------ Data lines ------

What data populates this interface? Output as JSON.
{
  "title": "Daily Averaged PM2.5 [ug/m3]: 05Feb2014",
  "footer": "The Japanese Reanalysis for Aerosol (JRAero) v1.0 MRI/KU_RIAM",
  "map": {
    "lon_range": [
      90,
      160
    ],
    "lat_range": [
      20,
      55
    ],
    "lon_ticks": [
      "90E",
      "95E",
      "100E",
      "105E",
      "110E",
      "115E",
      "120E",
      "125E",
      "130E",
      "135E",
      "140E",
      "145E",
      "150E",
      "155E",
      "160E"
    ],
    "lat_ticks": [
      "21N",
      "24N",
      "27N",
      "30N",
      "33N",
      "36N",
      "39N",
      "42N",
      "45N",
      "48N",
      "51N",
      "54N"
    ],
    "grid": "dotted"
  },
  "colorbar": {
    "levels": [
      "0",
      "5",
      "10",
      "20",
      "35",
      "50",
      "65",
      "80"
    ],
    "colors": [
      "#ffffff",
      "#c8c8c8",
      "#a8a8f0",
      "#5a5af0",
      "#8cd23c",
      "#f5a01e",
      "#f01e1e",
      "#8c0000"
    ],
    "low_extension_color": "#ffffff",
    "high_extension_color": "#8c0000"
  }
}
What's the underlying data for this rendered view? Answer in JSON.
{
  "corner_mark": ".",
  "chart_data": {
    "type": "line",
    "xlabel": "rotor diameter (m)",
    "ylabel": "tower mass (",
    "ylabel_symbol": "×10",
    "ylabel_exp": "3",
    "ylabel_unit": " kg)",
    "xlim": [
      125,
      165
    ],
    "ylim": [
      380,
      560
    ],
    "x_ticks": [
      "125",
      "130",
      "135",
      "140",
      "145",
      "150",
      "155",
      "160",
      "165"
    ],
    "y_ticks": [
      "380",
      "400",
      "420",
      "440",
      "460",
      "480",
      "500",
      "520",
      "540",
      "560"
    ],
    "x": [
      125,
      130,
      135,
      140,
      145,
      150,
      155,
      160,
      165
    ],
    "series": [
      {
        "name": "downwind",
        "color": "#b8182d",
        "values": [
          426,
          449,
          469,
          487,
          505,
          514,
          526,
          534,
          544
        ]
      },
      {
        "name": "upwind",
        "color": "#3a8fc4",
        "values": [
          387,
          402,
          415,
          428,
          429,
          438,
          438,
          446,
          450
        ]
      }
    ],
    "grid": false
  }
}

------

_What you need to do:_
Among the lines above, how many contain the string "JSON"? State the number alone.

_Answer to this task:_
2